### Task
In the data below, find every line that has the string "electricity", and copy it.

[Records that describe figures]
┌──

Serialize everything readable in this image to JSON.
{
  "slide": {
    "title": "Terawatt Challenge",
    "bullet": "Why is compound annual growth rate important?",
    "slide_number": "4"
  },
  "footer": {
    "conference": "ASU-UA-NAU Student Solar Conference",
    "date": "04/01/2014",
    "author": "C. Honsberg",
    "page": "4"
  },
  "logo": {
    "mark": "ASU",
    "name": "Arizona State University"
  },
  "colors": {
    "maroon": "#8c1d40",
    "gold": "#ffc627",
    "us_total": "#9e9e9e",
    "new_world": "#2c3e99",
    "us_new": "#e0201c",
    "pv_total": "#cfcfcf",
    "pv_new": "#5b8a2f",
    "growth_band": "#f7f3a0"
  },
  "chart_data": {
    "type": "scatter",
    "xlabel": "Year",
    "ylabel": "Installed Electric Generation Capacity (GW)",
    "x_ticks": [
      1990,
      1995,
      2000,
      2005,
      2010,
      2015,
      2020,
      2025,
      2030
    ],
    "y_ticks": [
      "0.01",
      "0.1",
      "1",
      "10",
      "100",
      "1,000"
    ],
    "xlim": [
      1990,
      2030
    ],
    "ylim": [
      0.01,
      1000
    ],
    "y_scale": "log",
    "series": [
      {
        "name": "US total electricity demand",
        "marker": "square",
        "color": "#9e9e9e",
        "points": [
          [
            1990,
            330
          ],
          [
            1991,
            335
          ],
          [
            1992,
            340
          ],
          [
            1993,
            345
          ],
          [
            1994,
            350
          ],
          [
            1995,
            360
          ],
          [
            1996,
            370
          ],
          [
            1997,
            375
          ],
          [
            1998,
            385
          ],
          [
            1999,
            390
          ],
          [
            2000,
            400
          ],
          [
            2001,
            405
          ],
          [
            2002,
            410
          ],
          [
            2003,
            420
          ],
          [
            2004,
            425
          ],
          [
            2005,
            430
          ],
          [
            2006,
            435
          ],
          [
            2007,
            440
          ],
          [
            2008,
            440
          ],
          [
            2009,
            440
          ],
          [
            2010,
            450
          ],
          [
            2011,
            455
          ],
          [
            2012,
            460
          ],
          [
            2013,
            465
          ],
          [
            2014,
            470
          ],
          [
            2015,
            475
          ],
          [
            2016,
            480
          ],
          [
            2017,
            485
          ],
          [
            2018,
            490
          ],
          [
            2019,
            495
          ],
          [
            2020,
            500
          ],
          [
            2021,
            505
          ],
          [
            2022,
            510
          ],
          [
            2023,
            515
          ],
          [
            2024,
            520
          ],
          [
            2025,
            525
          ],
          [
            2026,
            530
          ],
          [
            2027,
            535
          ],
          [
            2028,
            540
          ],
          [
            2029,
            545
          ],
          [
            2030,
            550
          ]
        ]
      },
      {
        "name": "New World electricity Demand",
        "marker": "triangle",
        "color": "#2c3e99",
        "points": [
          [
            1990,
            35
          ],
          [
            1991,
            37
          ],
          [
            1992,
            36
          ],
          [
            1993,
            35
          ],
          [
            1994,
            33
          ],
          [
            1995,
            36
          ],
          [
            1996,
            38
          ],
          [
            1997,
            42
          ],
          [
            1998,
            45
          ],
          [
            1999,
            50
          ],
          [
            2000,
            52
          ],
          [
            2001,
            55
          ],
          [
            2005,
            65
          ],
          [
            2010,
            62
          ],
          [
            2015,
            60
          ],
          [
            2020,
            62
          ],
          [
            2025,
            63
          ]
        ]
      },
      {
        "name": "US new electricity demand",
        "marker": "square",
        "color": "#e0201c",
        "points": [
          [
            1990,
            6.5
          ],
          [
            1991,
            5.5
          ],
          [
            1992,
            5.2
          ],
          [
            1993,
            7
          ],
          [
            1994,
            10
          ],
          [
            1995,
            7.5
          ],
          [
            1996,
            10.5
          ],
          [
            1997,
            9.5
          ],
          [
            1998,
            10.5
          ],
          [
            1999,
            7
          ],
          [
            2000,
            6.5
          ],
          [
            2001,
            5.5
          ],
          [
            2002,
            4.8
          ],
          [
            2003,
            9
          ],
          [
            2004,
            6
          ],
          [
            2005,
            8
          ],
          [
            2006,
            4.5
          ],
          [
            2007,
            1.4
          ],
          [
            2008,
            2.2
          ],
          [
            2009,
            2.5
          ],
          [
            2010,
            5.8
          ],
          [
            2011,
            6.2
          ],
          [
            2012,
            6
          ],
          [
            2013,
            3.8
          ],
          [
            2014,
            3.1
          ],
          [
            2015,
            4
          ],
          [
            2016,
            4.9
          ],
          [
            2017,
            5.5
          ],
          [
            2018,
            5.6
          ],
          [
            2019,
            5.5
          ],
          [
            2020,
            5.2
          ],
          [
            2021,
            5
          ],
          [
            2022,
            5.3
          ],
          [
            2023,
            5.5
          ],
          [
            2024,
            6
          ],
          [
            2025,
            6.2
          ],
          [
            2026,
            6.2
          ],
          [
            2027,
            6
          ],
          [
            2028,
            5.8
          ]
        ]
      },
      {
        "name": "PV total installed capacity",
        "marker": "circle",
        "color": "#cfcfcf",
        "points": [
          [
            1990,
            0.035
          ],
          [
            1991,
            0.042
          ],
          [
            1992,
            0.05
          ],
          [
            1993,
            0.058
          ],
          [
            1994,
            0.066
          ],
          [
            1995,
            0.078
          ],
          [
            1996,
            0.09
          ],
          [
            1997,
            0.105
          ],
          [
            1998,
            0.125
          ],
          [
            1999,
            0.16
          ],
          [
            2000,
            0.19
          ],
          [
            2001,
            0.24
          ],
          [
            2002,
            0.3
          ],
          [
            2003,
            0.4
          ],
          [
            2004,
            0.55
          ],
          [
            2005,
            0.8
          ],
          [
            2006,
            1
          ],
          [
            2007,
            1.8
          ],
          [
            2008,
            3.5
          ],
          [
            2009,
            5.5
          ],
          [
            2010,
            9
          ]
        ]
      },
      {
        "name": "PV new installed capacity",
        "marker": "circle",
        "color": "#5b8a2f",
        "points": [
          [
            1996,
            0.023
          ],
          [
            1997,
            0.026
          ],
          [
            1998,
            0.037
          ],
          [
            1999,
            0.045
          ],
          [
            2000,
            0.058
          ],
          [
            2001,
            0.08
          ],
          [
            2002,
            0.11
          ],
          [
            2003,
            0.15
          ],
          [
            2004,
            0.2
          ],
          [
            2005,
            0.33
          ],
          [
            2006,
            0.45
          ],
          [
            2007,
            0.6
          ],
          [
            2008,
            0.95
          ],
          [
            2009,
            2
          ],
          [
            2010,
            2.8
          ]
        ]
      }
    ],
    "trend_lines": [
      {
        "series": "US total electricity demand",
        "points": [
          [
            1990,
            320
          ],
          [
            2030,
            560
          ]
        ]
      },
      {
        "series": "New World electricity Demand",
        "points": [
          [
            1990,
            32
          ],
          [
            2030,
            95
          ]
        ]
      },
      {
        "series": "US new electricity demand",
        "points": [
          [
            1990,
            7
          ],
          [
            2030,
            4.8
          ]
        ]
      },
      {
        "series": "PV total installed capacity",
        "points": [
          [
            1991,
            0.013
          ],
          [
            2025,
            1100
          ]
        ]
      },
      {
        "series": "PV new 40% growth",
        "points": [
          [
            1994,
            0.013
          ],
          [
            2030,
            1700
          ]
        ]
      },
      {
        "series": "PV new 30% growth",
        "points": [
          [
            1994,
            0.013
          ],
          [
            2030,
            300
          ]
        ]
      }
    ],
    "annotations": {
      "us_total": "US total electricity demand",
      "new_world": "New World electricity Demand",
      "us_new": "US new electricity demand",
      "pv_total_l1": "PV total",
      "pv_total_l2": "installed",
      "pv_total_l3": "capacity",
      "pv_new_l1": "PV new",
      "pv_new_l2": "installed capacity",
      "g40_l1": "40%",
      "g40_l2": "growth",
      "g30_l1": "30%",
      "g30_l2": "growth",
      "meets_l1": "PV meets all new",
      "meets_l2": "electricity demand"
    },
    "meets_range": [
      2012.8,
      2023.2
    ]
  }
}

└──

### Written solution
        "name": "US total electricity demand",
        "name": "New World electricity Demand",
        "name": "US new electricity demand",
        "series": "US total electricity demand",
        "series": "New World electricity Demand",
        "series": "US new electricity demand",
      "us_total": "US total electricity demand",
      "new_world": "New World electricity Demand",
      "us_new": "US new electricity demand",
      "meets_l2": "electricity demand"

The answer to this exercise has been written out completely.